• [Instructions to follow]: Find the lines with the string "siluis" and return them.

• [Listed entries]:
==*==
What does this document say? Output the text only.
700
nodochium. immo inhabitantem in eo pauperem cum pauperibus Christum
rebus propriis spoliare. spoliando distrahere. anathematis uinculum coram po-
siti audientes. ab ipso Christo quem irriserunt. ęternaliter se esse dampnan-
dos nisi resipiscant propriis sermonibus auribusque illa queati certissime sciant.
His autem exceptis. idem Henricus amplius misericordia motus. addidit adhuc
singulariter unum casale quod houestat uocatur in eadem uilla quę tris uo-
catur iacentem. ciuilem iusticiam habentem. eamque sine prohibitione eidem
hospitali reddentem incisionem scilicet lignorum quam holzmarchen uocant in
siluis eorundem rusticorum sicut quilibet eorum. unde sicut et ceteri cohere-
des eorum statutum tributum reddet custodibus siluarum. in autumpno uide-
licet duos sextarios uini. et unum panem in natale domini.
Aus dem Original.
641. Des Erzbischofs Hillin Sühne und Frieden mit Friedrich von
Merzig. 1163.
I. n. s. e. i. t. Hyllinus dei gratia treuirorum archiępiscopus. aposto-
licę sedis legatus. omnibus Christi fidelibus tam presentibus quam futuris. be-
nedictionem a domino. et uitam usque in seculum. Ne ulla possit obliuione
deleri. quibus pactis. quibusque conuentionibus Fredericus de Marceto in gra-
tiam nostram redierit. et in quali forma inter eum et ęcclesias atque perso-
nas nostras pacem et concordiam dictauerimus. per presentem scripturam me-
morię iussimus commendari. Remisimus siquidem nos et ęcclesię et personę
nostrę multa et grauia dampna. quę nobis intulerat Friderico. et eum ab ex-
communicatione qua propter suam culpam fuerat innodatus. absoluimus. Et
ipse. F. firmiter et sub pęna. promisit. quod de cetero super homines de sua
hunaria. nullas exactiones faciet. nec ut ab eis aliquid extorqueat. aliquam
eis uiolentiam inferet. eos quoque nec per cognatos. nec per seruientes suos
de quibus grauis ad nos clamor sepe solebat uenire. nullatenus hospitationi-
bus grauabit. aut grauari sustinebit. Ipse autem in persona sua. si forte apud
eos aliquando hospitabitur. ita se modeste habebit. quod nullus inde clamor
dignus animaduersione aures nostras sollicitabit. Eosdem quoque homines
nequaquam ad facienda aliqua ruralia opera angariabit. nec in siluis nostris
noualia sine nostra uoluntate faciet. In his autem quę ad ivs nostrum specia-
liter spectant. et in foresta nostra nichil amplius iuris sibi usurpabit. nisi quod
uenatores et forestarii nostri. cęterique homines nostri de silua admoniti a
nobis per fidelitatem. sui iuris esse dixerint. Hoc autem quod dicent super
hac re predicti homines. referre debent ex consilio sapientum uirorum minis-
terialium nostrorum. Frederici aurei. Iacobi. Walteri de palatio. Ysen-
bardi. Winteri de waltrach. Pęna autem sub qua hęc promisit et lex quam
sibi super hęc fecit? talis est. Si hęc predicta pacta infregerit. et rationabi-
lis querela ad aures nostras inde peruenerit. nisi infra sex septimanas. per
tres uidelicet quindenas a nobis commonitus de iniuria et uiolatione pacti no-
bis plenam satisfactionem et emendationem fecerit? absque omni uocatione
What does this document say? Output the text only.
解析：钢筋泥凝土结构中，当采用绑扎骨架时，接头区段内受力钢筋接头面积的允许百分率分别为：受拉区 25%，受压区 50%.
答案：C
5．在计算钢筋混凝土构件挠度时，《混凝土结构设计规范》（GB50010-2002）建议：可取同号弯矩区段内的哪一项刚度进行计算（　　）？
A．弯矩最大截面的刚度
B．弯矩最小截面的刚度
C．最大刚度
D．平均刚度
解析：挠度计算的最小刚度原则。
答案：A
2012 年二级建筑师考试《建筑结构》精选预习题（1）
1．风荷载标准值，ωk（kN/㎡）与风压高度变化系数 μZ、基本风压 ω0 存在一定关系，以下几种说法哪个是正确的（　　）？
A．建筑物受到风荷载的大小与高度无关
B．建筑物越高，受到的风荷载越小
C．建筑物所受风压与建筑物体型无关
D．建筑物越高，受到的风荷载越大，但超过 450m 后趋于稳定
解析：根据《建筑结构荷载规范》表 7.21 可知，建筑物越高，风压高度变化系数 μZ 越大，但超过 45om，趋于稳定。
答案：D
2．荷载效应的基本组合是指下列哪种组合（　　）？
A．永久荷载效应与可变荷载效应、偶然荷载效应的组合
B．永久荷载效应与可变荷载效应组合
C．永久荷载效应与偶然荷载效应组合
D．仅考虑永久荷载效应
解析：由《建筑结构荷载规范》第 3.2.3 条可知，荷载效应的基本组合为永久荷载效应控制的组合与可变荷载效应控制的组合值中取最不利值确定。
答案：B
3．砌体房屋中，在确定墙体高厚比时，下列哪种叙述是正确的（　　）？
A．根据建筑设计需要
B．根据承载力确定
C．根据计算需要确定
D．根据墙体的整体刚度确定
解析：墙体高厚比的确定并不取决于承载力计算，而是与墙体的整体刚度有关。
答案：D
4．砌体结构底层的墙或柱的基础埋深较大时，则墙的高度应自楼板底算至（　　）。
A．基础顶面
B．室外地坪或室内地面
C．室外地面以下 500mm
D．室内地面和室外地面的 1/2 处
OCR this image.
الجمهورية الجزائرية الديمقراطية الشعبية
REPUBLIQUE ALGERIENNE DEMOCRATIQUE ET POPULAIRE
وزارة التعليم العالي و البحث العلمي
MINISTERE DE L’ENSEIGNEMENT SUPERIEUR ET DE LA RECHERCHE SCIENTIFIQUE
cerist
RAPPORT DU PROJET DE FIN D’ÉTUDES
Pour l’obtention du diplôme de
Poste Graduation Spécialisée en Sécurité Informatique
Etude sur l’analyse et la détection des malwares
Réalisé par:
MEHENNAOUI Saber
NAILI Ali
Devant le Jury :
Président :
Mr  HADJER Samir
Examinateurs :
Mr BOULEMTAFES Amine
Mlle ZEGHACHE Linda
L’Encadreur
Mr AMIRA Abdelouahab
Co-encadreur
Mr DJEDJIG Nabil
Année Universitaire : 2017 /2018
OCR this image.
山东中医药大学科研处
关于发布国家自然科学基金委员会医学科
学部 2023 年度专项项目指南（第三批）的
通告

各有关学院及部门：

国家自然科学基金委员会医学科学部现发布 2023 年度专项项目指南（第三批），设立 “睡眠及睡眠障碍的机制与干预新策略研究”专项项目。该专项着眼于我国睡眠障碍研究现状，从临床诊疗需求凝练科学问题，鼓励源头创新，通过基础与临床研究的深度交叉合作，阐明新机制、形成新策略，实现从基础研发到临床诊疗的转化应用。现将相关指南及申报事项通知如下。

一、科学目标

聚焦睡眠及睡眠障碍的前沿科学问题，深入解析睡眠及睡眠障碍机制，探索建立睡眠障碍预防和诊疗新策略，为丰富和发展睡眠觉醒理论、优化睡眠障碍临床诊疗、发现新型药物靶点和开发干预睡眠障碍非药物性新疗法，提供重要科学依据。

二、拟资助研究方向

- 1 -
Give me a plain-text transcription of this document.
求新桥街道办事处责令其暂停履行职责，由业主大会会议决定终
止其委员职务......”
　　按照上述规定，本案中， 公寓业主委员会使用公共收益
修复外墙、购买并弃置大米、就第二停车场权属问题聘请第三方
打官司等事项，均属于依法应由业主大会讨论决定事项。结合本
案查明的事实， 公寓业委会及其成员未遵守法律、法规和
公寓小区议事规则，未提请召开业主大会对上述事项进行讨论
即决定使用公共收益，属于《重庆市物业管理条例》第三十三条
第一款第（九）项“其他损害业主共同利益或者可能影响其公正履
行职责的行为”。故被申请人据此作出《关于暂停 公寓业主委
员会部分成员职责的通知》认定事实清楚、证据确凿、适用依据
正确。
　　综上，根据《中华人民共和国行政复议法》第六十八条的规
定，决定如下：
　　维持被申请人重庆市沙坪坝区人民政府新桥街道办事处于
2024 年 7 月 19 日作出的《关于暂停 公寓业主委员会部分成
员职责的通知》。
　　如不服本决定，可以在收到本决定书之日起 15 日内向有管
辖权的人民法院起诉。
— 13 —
==*==
• [Task answer]:
siluis eorundem rusticorum sicut quilibet eorum. unde sicut et ceteri cohere-
nequaquam ad facienda aliqua ruralia opera angariabit. nec in siluis nostris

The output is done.